[[ Supplied passage, beginning ]]

Vietnam and I started off on the wrong foot. After arriving at the airport in Ho Chi Minh late at night, I thought the visa process would go rather smoothly since we already did the paperwork. I was wrong.
Apparently you need 25 USD per person to get a visa, and there are no ATMs except past the visa checkpoint. So here are my questions for whoever designed this visa system:
- Why do you expect everyone to have USD in freaking Vietnam? We are Americans and we didn’t even have USD.
- Why could you not put an ATM on the correct side? How hard would it be to move it a couple hundred meters?
A wonderful man gave us $50 to pay for our visas (we tried to pay him back but he wouldn’t let us), so we were able to finally get out of there. Then we took an expensive taxi to our hotel. The taxi driver stopped at the end of a very dark alley and pointed down the way. It was extremely sketchy.
It was even sketchier when we got to the hotel. Since the whole visa process took longer than we thought, the person at the front desk had gone to sleep on a cot in the middle of the lobby area (if you can call it that). There were also three motorcycles parked inside the lobby and everything looked filthy.

[[ Supplied passage, end ]]
[[ Supplied records, beginning ]]

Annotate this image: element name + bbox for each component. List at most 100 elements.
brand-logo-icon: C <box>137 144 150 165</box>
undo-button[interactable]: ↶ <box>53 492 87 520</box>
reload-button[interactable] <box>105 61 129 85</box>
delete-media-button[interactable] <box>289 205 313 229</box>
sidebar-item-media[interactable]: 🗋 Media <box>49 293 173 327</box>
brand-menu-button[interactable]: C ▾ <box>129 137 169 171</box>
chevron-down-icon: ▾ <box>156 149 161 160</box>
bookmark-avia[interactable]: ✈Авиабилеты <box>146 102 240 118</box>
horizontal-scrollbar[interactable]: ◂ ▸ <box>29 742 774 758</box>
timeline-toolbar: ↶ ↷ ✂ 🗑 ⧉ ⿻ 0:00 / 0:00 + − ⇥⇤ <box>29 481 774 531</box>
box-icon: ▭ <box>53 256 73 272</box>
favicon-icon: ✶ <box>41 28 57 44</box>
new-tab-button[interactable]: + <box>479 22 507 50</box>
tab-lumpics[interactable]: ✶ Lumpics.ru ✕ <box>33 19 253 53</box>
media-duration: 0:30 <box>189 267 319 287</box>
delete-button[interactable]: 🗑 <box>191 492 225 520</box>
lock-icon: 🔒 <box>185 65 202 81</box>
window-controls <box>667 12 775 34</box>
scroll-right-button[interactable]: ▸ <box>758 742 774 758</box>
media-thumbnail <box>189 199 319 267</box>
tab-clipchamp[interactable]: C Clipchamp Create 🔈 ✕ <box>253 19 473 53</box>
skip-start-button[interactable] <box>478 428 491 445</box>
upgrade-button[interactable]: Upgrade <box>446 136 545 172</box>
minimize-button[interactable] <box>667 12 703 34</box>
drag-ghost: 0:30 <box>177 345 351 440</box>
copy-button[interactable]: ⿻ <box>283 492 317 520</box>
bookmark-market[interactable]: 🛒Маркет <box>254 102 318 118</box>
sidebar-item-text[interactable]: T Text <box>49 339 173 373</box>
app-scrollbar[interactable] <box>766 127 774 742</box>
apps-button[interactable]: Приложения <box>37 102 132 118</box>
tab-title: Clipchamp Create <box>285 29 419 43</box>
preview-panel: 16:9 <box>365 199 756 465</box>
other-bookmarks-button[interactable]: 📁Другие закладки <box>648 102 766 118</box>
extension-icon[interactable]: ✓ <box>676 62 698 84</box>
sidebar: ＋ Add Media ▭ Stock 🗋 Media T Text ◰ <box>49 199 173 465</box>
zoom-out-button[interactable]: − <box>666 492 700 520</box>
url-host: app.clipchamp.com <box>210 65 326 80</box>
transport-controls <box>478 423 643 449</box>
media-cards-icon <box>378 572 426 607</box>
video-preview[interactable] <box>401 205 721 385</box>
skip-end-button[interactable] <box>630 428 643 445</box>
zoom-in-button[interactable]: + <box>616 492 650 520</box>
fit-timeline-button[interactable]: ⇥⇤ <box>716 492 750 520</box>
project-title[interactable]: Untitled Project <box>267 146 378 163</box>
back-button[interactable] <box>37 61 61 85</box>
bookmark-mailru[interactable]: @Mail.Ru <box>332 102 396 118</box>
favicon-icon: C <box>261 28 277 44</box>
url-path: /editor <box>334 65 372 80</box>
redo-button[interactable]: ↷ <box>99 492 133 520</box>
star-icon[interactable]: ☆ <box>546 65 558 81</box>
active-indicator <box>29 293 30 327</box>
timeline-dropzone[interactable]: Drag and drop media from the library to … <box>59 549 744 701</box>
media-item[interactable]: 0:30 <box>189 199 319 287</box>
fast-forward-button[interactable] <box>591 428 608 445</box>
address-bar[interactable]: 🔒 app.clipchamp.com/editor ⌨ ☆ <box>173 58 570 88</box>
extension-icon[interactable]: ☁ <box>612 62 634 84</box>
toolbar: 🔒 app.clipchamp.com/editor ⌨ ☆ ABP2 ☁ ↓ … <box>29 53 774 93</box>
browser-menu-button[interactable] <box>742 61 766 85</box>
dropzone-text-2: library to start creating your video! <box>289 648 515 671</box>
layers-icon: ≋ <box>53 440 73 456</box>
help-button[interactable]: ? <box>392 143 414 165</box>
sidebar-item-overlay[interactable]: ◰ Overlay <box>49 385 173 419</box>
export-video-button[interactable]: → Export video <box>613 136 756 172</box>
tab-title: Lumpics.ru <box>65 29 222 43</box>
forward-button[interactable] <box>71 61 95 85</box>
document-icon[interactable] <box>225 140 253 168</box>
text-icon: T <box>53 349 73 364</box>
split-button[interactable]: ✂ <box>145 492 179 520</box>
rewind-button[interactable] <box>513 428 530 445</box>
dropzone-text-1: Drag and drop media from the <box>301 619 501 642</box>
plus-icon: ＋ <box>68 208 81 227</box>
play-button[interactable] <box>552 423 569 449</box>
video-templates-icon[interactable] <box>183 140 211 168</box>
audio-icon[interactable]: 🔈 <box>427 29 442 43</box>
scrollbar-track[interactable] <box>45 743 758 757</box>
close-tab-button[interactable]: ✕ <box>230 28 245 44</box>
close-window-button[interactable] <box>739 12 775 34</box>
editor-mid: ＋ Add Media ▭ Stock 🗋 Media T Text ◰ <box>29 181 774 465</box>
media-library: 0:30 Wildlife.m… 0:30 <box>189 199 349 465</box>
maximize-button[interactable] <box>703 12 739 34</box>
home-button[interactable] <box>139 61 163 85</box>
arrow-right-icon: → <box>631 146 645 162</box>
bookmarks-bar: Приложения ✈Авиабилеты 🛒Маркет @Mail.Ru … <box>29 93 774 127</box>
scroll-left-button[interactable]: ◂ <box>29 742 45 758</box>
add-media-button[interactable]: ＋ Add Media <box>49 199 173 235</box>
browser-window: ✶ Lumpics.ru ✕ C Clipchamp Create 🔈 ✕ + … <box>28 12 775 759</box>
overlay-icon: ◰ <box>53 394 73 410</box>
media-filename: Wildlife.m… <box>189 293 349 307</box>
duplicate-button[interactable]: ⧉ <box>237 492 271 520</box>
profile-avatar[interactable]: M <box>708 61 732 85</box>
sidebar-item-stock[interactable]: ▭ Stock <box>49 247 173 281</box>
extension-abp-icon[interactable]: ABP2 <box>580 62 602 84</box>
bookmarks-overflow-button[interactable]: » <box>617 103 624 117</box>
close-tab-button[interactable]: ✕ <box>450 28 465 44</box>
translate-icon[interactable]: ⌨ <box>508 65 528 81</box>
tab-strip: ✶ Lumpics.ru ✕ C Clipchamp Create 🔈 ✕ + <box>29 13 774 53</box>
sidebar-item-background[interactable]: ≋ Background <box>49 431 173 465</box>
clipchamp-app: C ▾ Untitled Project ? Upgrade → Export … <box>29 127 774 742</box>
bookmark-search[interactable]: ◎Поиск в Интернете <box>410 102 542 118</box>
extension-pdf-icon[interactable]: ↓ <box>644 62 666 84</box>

[[ Supplied records, end ]]

| Actions to take |
[1] Decide whether each statement agrees with the passage about arriving in Vietnam, answering yes or no and quoting the words of the passage that settle it: (a) The visa cost 25 USD per person. (b) The writer repaid the man who covered the visa fees. (c) The taxi left the travelers at the hotel entrance.
[2] Continue the passage about arriving in Vietnam from its final sentence.
The entries have no role in anything asked here.

| Exercise responses |
[1]
(a) Yes: "Apparently you need 25 USD per person to get a visa"
(b) No: "we tried to pay him back but he wouldn’t let us"
(c) No: "The taxi driver stopped at the end of a very dark alley and pointed down the way."

[2]
We woke the guy up and he said to give him our passports for the night and then we could pay tomorrow because it was so late. I was completely uncomfortable with that idea but we went ahead and did it. When we got to our room there was no hot water, no pot to boil water for drinking, no towels, and no Wi-Fi.
I personally felt very scared, and Seth must have too, because he slipped the nun chucks under his pillow before going to sleep. We spent one more day in that hotel and then we were outta there. The rest of the time we stayed at Boss Hotel, which was super nice and only about 150 RMB (22 USD) a night.
The first day we visited the War Remnants Museum, which was probably the best part of the trip. If you do ever visit the museum, be prepared to feel like scum if you are American. The first floor is basically just pictures of every country in the world protesting the war and telling America to withdraw their troops.
The second and third floors have heartbreaking images of Vietnamese civilians who were killed during the war, as well as a whole room of horrific images of what Agent Orange did to the Vietnamese people as well as U.S. veterans and their families. People my age are still being affected today.
NOTE: if you are headed to the War Remnants Museum, some men will try to sell you a coconut drink. They are super good, but he will charge you 50,000 VND for them when they are usually only 20,000 VND. Also, make sure you give the correct bills. We accidentally gave him 1 million instead of 100 thousand — those zeros are tricky. Another trick they do is tell you the museum is closed and try to take you on an overpriced tour to somewhere else. Don’t fall for it.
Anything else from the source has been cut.